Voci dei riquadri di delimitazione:
━━━━━━━━━━

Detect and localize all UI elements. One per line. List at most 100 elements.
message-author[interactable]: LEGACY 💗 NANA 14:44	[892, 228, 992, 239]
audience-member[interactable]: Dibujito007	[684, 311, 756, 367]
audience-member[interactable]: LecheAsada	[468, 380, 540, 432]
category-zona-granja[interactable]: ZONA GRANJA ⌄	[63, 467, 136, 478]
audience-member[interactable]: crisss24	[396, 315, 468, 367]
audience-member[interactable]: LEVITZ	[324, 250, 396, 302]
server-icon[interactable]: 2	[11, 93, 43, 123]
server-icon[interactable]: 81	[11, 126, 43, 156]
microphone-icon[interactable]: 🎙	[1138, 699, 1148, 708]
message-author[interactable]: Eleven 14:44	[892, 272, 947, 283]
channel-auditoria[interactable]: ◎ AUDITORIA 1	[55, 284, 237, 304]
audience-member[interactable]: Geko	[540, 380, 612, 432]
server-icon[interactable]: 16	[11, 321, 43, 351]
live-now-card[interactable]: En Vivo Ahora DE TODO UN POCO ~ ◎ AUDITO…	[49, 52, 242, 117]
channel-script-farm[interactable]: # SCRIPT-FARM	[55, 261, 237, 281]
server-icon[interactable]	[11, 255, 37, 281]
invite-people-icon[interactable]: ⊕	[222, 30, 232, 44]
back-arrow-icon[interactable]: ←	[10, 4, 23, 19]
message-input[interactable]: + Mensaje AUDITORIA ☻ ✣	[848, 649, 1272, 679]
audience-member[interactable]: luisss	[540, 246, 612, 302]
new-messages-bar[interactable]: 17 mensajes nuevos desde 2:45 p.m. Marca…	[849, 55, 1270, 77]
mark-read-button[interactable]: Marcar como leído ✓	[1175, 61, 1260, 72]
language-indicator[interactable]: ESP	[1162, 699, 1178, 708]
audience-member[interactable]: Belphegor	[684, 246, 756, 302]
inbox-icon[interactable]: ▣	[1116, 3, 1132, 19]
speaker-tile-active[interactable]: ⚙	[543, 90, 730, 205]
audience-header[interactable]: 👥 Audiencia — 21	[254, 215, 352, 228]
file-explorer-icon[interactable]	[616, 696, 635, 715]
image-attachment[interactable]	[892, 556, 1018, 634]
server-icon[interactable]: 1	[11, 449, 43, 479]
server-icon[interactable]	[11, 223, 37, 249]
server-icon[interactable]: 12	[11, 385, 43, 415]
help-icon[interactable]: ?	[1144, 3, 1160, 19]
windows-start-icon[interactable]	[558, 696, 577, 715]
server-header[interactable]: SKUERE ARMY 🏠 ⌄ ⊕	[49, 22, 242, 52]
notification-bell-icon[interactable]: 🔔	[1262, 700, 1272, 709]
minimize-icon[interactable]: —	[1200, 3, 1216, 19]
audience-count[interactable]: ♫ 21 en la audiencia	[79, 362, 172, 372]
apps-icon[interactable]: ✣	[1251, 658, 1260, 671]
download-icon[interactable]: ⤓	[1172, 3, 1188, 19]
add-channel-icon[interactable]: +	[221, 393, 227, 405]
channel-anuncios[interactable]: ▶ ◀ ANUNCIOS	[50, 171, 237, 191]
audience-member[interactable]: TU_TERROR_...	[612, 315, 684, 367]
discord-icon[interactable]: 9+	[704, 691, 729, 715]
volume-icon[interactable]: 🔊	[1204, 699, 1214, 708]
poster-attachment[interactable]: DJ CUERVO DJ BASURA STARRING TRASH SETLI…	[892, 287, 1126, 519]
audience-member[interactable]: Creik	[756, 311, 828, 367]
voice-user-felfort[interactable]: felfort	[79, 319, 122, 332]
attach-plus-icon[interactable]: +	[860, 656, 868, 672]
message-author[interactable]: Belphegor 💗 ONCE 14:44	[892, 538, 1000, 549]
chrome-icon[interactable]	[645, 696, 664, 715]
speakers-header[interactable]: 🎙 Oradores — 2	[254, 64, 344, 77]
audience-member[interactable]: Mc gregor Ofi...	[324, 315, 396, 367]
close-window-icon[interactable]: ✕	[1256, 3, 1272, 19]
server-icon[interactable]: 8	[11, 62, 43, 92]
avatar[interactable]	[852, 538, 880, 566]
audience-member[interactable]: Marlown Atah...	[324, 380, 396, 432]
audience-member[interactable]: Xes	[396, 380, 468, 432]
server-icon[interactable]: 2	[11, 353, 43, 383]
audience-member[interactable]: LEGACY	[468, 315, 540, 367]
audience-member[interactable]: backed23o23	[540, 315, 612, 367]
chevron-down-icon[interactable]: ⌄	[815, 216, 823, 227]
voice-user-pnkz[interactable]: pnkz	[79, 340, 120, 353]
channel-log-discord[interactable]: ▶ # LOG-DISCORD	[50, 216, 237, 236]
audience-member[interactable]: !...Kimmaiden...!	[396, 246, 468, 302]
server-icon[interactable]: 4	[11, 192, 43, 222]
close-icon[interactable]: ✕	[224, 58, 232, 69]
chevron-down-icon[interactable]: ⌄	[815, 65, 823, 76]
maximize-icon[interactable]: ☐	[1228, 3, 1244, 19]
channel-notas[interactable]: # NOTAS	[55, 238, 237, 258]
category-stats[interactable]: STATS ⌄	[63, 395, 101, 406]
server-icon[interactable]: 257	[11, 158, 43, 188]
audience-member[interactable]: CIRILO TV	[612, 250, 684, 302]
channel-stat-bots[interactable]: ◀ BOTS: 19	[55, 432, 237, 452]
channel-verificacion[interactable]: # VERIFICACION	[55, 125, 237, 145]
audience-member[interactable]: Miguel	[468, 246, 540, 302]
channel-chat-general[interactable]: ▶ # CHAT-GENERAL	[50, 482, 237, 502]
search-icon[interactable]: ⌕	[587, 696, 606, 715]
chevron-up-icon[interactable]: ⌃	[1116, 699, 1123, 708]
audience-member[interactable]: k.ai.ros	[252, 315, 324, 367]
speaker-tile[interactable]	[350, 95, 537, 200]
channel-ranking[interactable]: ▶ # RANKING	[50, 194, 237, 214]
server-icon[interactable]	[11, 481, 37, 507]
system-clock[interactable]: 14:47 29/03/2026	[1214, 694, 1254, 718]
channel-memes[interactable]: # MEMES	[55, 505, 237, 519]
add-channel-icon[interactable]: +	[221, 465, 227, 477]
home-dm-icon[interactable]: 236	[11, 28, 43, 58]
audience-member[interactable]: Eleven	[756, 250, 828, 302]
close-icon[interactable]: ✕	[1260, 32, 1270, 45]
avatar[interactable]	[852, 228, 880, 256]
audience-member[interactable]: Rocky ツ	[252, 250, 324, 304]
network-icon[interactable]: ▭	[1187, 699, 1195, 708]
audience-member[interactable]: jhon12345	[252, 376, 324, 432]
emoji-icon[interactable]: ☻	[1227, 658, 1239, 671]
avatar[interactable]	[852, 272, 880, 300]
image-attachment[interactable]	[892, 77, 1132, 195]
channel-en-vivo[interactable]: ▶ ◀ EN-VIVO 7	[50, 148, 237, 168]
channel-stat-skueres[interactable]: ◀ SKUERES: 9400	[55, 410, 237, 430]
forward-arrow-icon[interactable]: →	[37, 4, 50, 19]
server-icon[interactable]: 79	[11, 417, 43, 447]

━━━━━━━━━━

→ **ESERCIZIO**
Ricopia tutte le righe riportate sopra senza cambiare nulla.

→ **RISPOSTA**
Detect and localize all UI elements. One per line. List at most 100 elements.
message-author[interactable]: LEGACY 💗 NANA 14:44	[892, 228, 992, 239]
audience-member[interactable]: Dibujito007	[684, 311, 756, 367]
audience-member[interactable]: LecheAsada	[468, 380, 540, 432]
category-zona-granja[interactable]: ZONA GRANJA ⌄	[63, 467, 136, 478]
audience-member[interactable]: crisss24	[396, 315, 468, 367]
audience-member[interactable]: LEVITZ	[324, 250, 396, 302]
server-icon[interactable]: 2	[11, 93, 43, 123]
server-icon[interactable]: 81	[11, 126, 43, 156]
microphone-icon[interactable]: 🎙	[1138, 699, 1148, 708]
message-author[interactable]: Eleven 14:44	[892, 272, 947, 283]
channel-auditoria[interactable]: ◎ AUDITORIA 1	[55, 284, 237, 304]
audience-member[interactable]: Geko	[540, 380, 612, 432]
server-icon[interactable]: 16	[11, 321, 43, 351]
live-now-card[interactable]: En Vivo Ahora DE TODO UN POCO ~ ◎ AUDITO…	[49, 52, 242, 117]
channel-script-farm[interactable]: # SCRIPT-FARM	[55, 261, 237, 281]
server-icon[interactable]	[11, 255, 37, 281]
invite-people-icon[interactable]: ⊕	[222, 30, 232, 44]
back-arrow-icon[interactable]: ←	[10, 4, 23, 19]
message-input[interactable]: + Mensaje AUDITORIA ☻ ✣	[848, 649, 1272, 679]
audience-member[interactable]: luisss	[540, 246, 612, 302]
new-messages-bar[interactable]: 17 mensajes nuevos desde 2:45 p.m. Marca…	[849, 55, 1270, 77]
mark-read-button[interactable]: Marcar como leído ✓	[1175, 61, 1260, 72]
language-indicator[interactable]: ESP	[1162, 699, 1178, 708]
audience-member[interactable]: Belphegor	[684, 246, 756, 302]
inbox-icon[interactable]: ▣	[1116, 3, 1132, 19]
speaker-tile-active[interactable]: ⚙	[543, 90, 730, 205]
audience-header[interactable]: 👥 Audiencia — 21	[254, 215, 352, 228]
file-explorer-icon[interactable]	[616, 696, 635, 715]
image-attachment[interactable]	[892, 556, 1018, 634]
server-icon[interactable]: 1	[11, 449, 43, 479]
server-icon[interactable]	[11, 223, 37, 249]
server-icon[interactable]: 12	[11, 385, 43, 415]
help-icon[interactable]: ?	[1144, 3, 1160, 19]
windows-start-icon[interactable]	[558, 696, 577, 715]
server-header[interactable]: SKUERE ARMY 🏠 ⌄ ⊕	[49, 22, 242, 52]
notification-bell-icon[interactable]: 🔔	[1262, 700, 1272, 709]
minimize-icon[interactable]: —	[1200, 3, 1216, 19]
audience-count[interactable]: ♫ 21 en la audiencia	[79, 362, 172, 372]
apps-icon[interactable]: ✣	[1251, 658, 1260, 671]
download-icon[interactable]: ⤓	[1172, 3, 1188, 19]
add-channel-icon[interactable]: +	[221, 393, 227, 405]
channel-anuncios[interactable]: ▶ ◀ ANUNCIOS	[50, 171, 237, 191]
audience-member[interactable]: TU_TERROR_...	[612, 315, 684, 367]
discord-icon[interactable]: 9+	[704, 691, 729, 715]
volume-icon[interactable]: 🔊	[1204, 699, 1214, 708]
poster-attachment[interactable]: DJ CUERVO DJ BASURA STARRING TRASH SETLI…	[892, 287, 1126, 519]
audience-member[interactable]: Creik	[756, 311, 828, 367]
voice-user-felfort[interactable]: felfort	[79, 319, 122, 332]
attach-plus-icon[interactable]: +	[860, 656, 868, 672]
message-author[interactable]: Belphegor 💗 ONCE 14:44	[892, 538, 1000, 549]
chrome-icon[interactable]	[645, 696, 664, 715]
speakers-header[interactable]: 🎙 Oradores — 2	[254, 64, 344, 77]
audience-member[interactable]: Mc gregor Ofi...	[324, 315, 396, 367]
close-window-icon[interactable]: ✕	[1256, 3, 1272, 19]
server-icon[interactable]: 8	[11, 62, 43, 92]
avatar[interactable]	[852, 538, 880, 566]
audience-member[interactable]: Marlown Atah...	[324, 380, 396, 432]
audience-member[interactable]: Xes	[396, 380, 468, 432]
server-icon[interactable]: 2	[11, 353, 43, 383]
audience-member[interactable]: LEGACY	[468, 315, 540, 367]
audience-member[interactable]: backed23o23	[540, 315, 612, 367]
chevron-down-icon[interactable]: ⌄	[815, 216, 823, 227]
voice-user-pnkz[interactable]: pnkz	[79, 340, 120, 353]
channel-log-discord[interactable]: ▶ # LOG-DISCORD	[50, 216, 237, 236]
audience-member[interactable]: !...Kimmaiden...!	[396, 246, 468, 302]
server-icon[interactable]: 4	[11, 192, 43, 222]
close-icon[interactable]: ✕	[224, 58, 232, 69]
chevron-down-icon[interactable]: ⌄	[815, 65, 823, 76]
maximize-icon[interactable]: ☐	[1228, 3, 1244, 19]
channel-notas[interactable]: # NOTAS	[55, 238, 237, 258]
category-stats[interactable]: STATS ⌄	[63, 395, 101, 406]
server-icon[interactable]: 257	[11, 158, 43, 188]
audience-member[interactable]: CIRILO TV	[612, 250, 684, 302]
channel-stat-bots[interactable]: ◀ BOTS: 19	[55, 432, 237, 452]
channel-verificacion[interactable]: # VERIFICACION	[55, 125, 237, 145]
audience-member[interactable]: Miguel	[468, 246, 540, 302]
channel-chat-general[interactable]: ▶ # CHAT-GENERAL	[50, 482, 237, 502]
search-icon[interactable]: ⌕	[587, 696, 606, 715]
chevron-up-icon[interactable]: ⌃	[1116, 699, 1123, 708]
audience-member[interactable]: k.ai.ros	[252, 315, 324, 367]
speaker-tile[interactable]	[350, 95, 537, 200]
channel-ranking[interactable]: ▶ # RANKING	[50, 194, 237, 214]
server-icon[interactable]	[11, 481, 37, 507]
system-clock[interactable]: 14:47 29/03/2026	[1214, 694, 1254, 718]
channel-memes[interactable]: # MEMES	[55, 505, 237, 519]
add-channel-icon[interactable]: +	[221, 465, 227, 477]
home-dm-icon[interactable]: 236	[11, 28, 43, 58]
audience-member[interactable]: Eleven	[756, 250, 828, 302]
close-icon[interactable]: ✕	[1260, 32, 1270, 45]
avatar[interactable]	[852, 228, 880, 256]
audience-member[interactable]: Rocky ツ	[252, 250, 324, 304]
network-icon[interactable]: ▭	[1187, 699, 1195, 708]
audience-member[interactable]: jhon12345	[252, 376, 324, 432]
emoji-icon[interactable]: ☻	[1227, 658, 1239, 671]
avatar[interactable]	[852, 272, 880, 300]
image-attachment[interactable]	[892, 77, 1132, 195]
channel-en-vivo[interactable]: ▶ ◀ EN-VIVO 7	[50, 148, 237, 168]
channel-stat-skueres[interactable]: ◀ SKUERES: 9400	[55, 410, 237, 430]
forward-arrow-icon[interactable]: →	[37, 4, 50, 19]
server-icon[interactable]: 79	[11, 417, 43, 447]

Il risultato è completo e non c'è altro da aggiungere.